= WORK REQUIRED =
Put every line of the records into a JSON list of strings, one string per line, with blank lines left out.

Collected data entries
■ ■ ■ ■ ■

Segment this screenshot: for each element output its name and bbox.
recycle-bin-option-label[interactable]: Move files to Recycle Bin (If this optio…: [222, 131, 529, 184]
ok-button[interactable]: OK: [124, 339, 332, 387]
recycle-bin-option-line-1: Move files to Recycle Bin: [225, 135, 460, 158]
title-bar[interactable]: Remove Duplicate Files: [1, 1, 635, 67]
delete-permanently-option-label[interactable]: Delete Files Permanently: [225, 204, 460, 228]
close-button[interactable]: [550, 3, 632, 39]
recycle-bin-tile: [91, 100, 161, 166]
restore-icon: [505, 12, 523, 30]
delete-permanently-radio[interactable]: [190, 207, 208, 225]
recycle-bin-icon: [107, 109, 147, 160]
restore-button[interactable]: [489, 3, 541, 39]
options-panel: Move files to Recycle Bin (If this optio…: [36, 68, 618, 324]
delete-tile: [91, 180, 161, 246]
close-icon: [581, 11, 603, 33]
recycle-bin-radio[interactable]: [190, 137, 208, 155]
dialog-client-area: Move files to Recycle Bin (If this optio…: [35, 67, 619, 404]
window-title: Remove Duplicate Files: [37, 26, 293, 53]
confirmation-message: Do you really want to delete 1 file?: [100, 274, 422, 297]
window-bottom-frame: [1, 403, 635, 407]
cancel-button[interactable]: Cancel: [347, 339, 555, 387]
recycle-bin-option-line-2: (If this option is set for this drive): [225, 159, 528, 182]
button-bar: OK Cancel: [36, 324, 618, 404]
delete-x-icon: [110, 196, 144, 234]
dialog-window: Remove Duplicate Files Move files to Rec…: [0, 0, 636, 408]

■ ■ ■ ■ ■

= EXERCISE ANSWER =
[
  "Segment this screenshot: for each element output its name and bbox.",
  "recycle-bin-option-label[interactable]: Move files to Recycle Bin (If this optio…: [222, 131, 529, 184]",
  "ok-button[interactable]: OK: [124, 339, 332, 387]",
  "recycle-bin-option-line-1: Move files to Recycle Bin: [225, 135, 460, 158]",
  "title-bar[interactable]: Remove Duplicate Files: [1, 1, 635, 67]",
  "delete-permanently-option-label[interactable]: Delete Files Permanently: [225, 204, 460, 228]",
  "close-button[interactable]: [550, 3, 632, 39]",
  "recycle-bin-tile: [91, 100, 161, 166]",
  "restore-icon: [505, 12, 523, 30]",
  "delete-permanently-radio[interactable]: [190, 207, 208, 225]",
  "recycle-bin-icon: [107, 109, 147, 160]",
  "restore-button[interactable]: [489, 3, 541, 39]",
  "options-panel: Move files to Recycle Bin (If this optio…: [36, 68, 618, 324]",
  "delete-tile: [91, 180, 161, 246]",
  "close-icon: [581, 11, 603, 33]",
  "recycle-bin-radio[interactable]: [190, 137, 208, 155]",
  "dialog-client-area: Move files to Recycle Bin (If this optio…: [35, 67, 619, 404]",
  "window-title: Remove Duplicate Files: [37, 26, 293, 53]",
  "confirmation-message: Do you really want to delete 1 file?: [100, 274, 422, 297]",
  "window-bottom-frame: [1, 403, 635, 407]",
  "cancel-button[interactable]: Cancel: [347, 339, 555, 387]",
  "recycle-bin-option-line-2: (If this option is set for this drive): [225, 159, 528, 182]",
  "button-bar: OK Cancel: [36, 324, 618, 404]",
  "delete-x-icon: [110, 196, 144, 234]",
  "dialog-window: Remove Duplicate Files Move files to Rec…: [0, 0, 636, 408]"
]